══ Data for processing ══

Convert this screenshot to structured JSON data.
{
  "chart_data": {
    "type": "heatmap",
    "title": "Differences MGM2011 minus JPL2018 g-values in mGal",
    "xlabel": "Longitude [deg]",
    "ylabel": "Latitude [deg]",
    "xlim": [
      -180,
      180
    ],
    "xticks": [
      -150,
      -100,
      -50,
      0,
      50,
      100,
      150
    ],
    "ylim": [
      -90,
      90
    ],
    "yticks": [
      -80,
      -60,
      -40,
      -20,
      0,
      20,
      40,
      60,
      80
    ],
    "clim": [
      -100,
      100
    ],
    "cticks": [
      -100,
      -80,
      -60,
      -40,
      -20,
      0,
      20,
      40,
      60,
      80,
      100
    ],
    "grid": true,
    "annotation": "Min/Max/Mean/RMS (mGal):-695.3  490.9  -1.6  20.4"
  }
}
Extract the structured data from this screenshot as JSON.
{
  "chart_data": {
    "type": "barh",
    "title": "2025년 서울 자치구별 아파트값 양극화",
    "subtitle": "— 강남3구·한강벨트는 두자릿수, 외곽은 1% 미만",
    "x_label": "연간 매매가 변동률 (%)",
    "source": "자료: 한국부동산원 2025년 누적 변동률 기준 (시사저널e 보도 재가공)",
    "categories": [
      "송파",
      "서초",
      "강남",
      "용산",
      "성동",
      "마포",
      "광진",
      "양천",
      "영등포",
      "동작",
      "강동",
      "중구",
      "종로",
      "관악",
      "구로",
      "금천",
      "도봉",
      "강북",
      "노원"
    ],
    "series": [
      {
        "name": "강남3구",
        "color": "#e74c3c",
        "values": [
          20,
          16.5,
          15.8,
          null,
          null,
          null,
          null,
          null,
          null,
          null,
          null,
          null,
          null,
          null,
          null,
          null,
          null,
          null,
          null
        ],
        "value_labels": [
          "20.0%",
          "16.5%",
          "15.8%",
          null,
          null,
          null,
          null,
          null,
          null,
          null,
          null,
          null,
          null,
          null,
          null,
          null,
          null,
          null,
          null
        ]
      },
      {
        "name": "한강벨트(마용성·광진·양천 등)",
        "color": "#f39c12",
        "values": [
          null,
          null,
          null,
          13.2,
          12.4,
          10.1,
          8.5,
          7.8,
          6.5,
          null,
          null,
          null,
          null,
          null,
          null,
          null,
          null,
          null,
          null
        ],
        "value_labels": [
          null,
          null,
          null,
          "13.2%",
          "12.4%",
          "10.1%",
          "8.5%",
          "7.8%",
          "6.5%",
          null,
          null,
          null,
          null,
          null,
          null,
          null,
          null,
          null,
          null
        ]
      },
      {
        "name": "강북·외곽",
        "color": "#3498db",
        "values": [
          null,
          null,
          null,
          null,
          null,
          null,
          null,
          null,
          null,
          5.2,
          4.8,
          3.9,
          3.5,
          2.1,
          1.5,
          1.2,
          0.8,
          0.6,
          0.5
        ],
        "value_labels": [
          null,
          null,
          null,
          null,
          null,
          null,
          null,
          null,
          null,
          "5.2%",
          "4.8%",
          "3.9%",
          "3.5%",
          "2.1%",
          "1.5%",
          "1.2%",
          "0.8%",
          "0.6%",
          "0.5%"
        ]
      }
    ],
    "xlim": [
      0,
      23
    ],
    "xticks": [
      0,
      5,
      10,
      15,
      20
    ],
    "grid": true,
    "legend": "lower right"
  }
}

═══

What you will do:
In the entries above, identify every line with the word "this". Copy those lines.

Exercise answer:
Convert this screenshot to structured JSON data.
Extract the structured data from this screenshot as JSON.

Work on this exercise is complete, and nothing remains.